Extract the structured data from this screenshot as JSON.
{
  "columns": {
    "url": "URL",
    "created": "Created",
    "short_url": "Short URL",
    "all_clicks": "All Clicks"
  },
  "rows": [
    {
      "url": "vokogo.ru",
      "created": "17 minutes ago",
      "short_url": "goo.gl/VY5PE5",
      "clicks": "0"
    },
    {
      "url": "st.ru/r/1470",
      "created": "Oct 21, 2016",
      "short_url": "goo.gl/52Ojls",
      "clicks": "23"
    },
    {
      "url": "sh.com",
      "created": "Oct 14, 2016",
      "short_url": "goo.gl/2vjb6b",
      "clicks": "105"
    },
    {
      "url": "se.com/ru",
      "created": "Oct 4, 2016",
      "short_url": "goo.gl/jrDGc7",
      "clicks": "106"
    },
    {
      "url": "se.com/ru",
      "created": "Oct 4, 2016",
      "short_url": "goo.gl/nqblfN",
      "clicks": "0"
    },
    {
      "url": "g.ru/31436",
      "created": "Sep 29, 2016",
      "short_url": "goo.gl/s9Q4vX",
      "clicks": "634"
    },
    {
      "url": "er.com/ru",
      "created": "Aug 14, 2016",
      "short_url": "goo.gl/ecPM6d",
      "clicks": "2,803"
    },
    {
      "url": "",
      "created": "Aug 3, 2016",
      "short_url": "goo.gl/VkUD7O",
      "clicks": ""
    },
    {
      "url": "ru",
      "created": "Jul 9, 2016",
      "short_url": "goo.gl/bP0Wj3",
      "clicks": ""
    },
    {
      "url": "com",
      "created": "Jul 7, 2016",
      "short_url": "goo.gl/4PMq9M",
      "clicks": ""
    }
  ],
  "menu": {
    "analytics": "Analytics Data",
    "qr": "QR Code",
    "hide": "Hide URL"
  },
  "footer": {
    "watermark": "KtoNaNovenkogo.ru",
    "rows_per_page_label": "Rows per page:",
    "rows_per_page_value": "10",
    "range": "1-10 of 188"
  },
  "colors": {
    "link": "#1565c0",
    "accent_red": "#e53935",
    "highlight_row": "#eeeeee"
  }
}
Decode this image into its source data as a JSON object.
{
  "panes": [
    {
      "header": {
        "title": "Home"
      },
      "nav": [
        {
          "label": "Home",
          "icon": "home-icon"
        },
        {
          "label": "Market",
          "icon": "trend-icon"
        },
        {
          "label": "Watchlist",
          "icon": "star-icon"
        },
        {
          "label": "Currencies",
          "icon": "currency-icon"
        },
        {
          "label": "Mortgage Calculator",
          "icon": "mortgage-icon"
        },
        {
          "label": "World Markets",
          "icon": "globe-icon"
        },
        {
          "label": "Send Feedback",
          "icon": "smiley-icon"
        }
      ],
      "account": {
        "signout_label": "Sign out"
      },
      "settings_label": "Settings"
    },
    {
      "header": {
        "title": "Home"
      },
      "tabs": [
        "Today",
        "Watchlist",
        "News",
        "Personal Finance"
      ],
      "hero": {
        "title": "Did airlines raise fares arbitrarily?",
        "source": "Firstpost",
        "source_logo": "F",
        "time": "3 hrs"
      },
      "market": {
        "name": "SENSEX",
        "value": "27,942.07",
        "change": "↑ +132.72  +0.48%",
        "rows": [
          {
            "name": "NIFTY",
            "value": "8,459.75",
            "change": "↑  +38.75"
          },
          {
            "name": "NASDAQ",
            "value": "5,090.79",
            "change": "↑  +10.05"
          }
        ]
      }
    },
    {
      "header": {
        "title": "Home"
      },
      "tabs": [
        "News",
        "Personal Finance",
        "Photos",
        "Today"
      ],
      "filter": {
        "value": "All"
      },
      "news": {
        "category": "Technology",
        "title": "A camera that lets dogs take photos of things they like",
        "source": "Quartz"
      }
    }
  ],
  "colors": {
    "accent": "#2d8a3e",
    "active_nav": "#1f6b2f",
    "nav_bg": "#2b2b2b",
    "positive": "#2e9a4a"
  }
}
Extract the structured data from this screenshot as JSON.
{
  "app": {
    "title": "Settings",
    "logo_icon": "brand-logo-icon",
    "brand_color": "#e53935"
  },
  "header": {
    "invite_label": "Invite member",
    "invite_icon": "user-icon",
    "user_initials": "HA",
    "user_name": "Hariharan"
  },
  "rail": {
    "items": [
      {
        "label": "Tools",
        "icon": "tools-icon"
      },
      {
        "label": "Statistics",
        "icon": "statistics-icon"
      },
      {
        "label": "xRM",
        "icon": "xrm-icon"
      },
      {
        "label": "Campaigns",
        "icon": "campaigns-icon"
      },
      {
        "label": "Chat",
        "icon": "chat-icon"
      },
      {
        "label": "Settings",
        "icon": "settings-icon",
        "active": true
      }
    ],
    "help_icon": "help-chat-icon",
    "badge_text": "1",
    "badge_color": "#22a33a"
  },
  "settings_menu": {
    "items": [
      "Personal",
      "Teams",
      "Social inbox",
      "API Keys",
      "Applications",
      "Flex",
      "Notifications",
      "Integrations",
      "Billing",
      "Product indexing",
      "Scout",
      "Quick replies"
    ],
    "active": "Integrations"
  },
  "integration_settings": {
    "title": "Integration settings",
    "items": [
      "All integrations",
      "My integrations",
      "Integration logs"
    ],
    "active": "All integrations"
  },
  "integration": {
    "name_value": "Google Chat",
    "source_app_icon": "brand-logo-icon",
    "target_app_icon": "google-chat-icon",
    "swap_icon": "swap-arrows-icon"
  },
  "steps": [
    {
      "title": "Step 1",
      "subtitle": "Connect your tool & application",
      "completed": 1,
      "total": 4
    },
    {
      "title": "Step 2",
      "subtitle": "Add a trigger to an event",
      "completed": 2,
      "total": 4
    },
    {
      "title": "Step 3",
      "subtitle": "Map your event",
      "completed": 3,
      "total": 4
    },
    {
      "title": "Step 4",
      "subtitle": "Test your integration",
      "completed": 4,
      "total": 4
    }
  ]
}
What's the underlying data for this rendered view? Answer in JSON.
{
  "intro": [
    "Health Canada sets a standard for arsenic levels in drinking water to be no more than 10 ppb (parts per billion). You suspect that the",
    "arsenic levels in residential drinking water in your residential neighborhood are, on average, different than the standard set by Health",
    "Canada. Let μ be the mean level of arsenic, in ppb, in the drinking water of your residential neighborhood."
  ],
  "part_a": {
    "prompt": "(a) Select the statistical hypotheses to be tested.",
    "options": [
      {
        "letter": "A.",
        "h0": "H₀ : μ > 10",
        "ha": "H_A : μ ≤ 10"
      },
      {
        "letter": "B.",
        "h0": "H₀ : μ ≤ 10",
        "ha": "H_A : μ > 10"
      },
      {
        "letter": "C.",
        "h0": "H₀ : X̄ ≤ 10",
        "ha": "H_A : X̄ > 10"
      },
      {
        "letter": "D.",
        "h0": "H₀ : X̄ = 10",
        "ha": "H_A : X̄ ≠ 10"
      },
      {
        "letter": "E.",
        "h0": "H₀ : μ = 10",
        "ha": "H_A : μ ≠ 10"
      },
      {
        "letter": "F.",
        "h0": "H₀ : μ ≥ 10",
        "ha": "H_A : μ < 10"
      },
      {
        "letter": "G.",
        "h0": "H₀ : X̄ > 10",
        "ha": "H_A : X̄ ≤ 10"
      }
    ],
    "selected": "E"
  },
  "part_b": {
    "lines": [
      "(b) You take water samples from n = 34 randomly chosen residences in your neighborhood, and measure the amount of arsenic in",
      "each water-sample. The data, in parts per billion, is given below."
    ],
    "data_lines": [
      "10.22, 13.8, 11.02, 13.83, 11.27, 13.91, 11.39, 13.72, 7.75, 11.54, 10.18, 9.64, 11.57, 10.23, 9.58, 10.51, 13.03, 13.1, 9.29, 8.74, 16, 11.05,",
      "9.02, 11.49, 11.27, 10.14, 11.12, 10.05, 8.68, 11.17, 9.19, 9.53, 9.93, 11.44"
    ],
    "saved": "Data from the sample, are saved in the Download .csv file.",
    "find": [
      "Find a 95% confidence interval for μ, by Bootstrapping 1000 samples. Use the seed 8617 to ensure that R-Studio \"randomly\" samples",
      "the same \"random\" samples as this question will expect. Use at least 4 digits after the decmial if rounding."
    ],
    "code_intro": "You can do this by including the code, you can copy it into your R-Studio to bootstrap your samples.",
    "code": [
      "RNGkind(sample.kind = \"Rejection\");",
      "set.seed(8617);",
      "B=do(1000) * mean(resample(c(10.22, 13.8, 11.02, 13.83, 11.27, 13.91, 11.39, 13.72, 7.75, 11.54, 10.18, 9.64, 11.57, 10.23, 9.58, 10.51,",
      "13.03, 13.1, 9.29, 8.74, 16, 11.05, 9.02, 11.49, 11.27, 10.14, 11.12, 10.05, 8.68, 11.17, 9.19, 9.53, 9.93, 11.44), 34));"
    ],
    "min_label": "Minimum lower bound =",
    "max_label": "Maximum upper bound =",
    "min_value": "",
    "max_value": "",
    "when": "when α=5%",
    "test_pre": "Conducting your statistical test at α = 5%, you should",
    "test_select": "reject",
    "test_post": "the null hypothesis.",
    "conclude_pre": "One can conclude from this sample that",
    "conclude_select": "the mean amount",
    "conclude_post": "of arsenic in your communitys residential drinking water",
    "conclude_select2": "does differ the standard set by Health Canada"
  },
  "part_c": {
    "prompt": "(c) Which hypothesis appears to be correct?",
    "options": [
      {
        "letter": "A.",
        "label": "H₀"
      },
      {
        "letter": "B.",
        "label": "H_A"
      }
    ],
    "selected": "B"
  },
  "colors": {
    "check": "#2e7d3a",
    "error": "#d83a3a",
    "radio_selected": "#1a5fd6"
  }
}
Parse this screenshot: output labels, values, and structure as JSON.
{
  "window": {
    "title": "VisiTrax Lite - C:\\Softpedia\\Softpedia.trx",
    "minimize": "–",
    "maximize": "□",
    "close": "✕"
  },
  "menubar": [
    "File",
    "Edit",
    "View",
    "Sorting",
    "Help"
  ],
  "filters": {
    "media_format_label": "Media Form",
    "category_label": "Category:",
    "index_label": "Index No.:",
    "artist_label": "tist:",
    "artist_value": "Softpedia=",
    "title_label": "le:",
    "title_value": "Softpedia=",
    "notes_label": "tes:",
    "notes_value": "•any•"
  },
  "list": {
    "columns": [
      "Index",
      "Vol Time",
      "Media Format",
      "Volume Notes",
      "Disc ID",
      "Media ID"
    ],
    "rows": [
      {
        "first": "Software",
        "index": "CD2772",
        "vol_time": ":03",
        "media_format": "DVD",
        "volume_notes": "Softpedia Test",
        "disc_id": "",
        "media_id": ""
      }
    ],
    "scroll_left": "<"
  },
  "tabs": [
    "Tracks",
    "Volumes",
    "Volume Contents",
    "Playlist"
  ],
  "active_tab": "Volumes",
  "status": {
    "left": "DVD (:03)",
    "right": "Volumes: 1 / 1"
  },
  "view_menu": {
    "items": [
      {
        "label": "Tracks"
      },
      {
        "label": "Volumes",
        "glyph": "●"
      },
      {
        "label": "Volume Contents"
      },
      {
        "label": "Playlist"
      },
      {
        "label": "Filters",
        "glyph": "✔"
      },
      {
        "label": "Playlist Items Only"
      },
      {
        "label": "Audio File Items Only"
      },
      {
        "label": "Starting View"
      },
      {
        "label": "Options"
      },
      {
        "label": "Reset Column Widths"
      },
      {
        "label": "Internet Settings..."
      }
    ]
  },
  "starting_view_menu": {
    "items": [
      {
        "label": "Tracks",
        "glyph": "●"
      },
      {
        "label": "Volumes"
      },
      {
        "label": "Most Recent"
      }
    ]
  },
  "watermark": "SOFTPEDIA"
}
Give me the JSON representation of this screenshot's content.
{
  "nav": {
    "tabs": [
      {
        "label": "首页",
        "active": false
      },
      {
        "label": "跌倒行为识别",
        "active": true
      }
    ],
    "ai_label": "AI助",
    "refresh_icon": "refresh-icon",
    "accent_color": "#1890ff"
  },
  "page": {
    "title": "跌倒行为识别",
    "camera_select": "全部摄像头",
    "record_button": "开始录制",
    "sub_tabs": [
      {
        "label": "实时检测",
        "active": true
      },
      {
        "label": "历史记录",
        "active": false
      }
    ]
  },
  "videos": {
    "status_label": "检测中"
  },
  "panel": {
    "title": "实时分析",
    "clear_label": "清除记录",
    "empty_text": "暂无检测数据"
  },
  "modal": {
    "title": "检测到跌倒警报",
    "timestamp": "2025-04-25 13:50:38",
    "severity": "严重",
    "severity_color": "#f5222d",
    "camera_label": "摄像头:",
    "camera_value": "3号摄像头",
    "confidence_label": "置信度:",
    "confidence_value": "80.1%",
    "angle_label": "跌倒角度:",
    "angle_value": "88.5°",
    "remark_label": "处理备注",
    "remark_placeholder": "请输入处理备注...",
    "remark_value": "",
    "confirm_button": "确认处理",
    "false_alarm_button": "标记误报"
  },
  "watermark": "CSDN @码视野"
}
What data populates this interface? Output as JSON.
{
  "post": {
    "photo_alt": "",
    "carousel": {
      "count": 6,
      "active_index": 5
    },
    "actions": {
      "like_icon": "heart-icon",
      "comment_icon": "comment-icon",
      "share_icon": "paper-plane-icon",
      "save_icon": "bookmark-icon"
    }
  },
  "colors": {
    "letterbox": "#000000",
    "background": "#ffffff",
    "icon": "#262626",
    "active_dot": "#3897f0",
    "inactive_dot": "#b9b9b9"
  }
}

====

**BRIEF**
Each line holding "created" must be found and copied.

**ANSWER TO THE TASK**
    "created": "Created",
      "created": "17 minutes ago",
      "created": "Oct 21, 2016",
      "created": "Oct 14, 2016",
      "created": "Oct 4, 2016",
      "created": "Oct 4, 2016",
      "created": "Sep 29, 2016",
      "created": "Aug 14, 2016",
      "created": "Aug 3, 2016",
      "created": "Jul 9, 2016",
      "created": "Jul 7, 2016",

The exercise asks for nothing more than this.